Problem description: Can you transcribe the data exactly? Leave the pictures out.
**** Task inputs
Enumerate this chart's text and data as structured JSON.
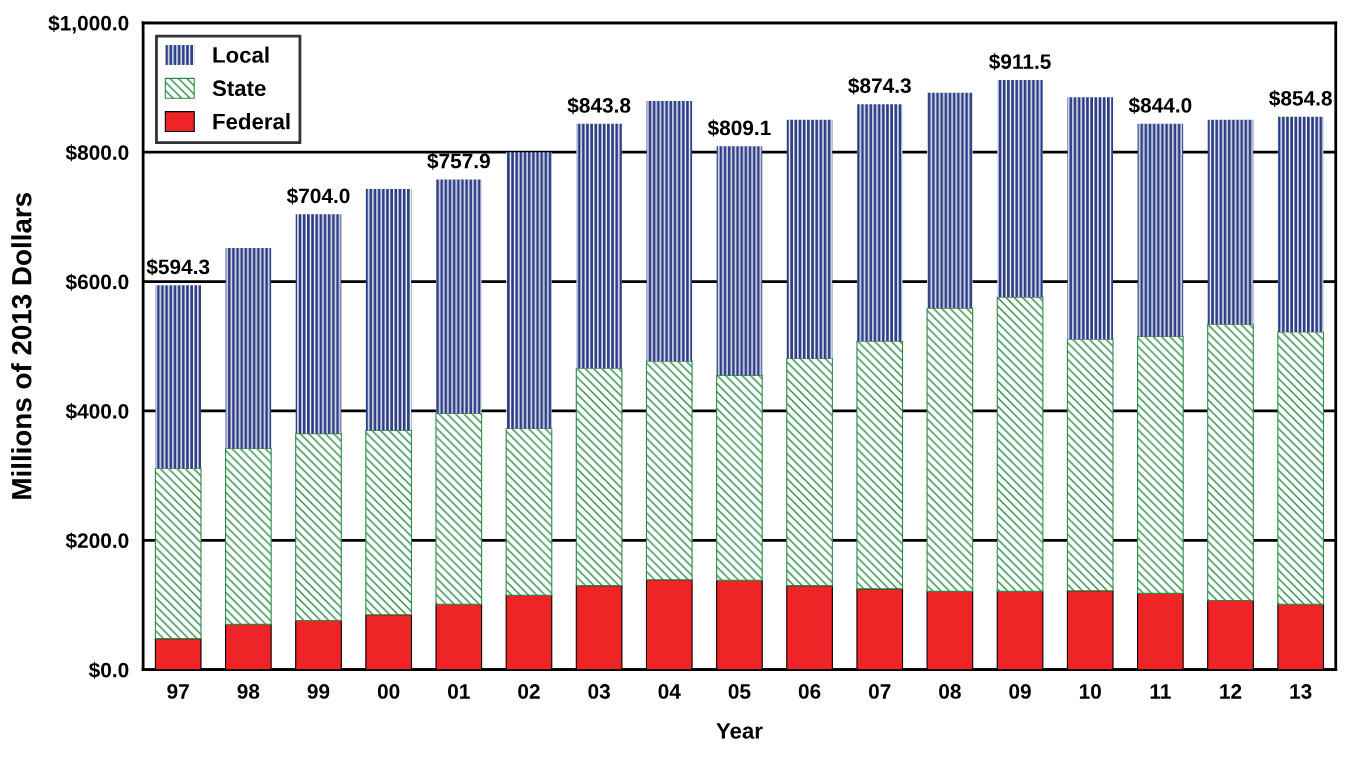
{
  "chart_data": {
    "type": "bar",
    "stacked": true,
    "xlabel": "Year",
    "ylabel": "Millions of 2013 Dollars",
    "categories": [
      "97",
      "98",
      "99",
      "00",
      "01",
      "02",
      "03",
      "04",
      "05",
      "06",
      "07",
      "08",
      "09",
      "10",
      "11",
      "12",
      "13"
    ],
    "series": [
      {
        "name": "Federal",
        "color": "#ee2427",
        "values": [
          48,
          70,
          76,
          85,
          101,
          115,
          130,
          139,
          138,
          130,
          125,
          121,
          121,
          122,
          118,
          107,
          101
        ]
      },
      {
        "name": "State",
        "color": "#2e8b46",
        "values": [
          263,
          272,
          289,
          285,
          295,
          258,
          336,
          338,
          317,
          351,
          383,
          438,
          455,
          389,
          397,
          427,
          421
        ]
      },
      {
        "name": "Local",
        "color": "#2b3d85",
        "values": [
          283.3,
          310,
          339,
          373,
          361.9,
          427,
          377.8,
          402,
          354.1,
          369,
          366.3,
          333,
          335.5,
          374,
          329,
          316,
          332.8
        ]
      }
    ],
    "totals": [
      "$594.3",
      null,
      "$704.0",
      null,
      "$757.9",
      null,
      "$843.8",
      null,
      "$809.1",
      null,
      "$874.3",
      null,
      "$911.5",
      null,
      "$844.0",
      null,
      "$854.8"
    ],
    "ylim": [
      0,
      1000
    ],
    "yticks": [
      {
        "value": 0,
        "label": "$0.0"
      },
      {
        "value": 200,
        "label": "$200.0"
      },
      {
        "value": 400,
        "label": "$400.0"
      },
      {
        "value": 600,
        "label": "$600.0"
      },
      {
        "value": 800,
        "label": "$800.0"
      },
      {
        "value": 1000,
        "label": "$1,000.0"
      }
    ],
    "grid": "y",
    "legend": "top left"
  }
}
********
The result:
Enumerate this chart's text and data as structured JSON.
{
  "chart_data": {
    "type": "bar",
    "stacked": true,
    "xlabel": "Year",
    "ylabel": "Millions of 2013 Dollars",
    "categories": [
      "97",
      "98",
      "99",
      "00",
      "01",
      "02",
      "03",
      "04",
      "05",
      "06",
      "07",
      "08",
      "09",
      "10",
      "11",
      "12",
      "13"
    ],
    "series": [
      {
        "name": "Federal",
        "color": "#ee2427",
        "values": [
          48,
          70,
          76,
          85,
          101,
          115,
          130,
          139,
          138,
          130,
          125,
          121,
          121,
          122,
          118,
          107,
          101
        ]
      },
      {
        "name": "State",
        "color": "#2e8b46",
        "values": [
          263,
          272,
          289,
          285,
          295,
          258,
          336,
          338,
          317,
          351,
          383,
          438,
          455,
          389,
          397,
          427,
          421
        ]
      },
      {
        "name": "Local",
        "color": "#2b3d85",
        "values": [
          283.3,
          310,
          339,
          373,
          361.9,
          427,
          377.8,
          402,
          354.1,
          369,
          366.3,
          333,
          335.5,
          374,
          329,
          316,
          332.8
        ]
      }
    ],
    "totals": [
      "$594.3",
      null,
      "$704.0",
      null,
      "$757.9",
      null,
      "$843.8",
      null,
      "$809.1",
      null,
      "$874.3",
      null,
      "$911.5",
      null,
      "$844.0",
      null,
      "$854.8"
    ],
    "ylim": [
      0,
      1000
    ],
    "yticks": [
      {
        "value": 0,
        "label": "$0.0"
      },
      {
        "value": 200,
        "label": "$200.0"
      },
      {
        "value": 400,
        "label": "$400.0"
      },
      {
        "value": 600,
        "label": "$600.0"
      },
      {
        "value": 800,
        "label": "$800.0"
      },
      {
        "value": 1000,
        "label": "$1,000.0"
      }
    ],
    "grid": "y",
    "legend": "top left"
  }
}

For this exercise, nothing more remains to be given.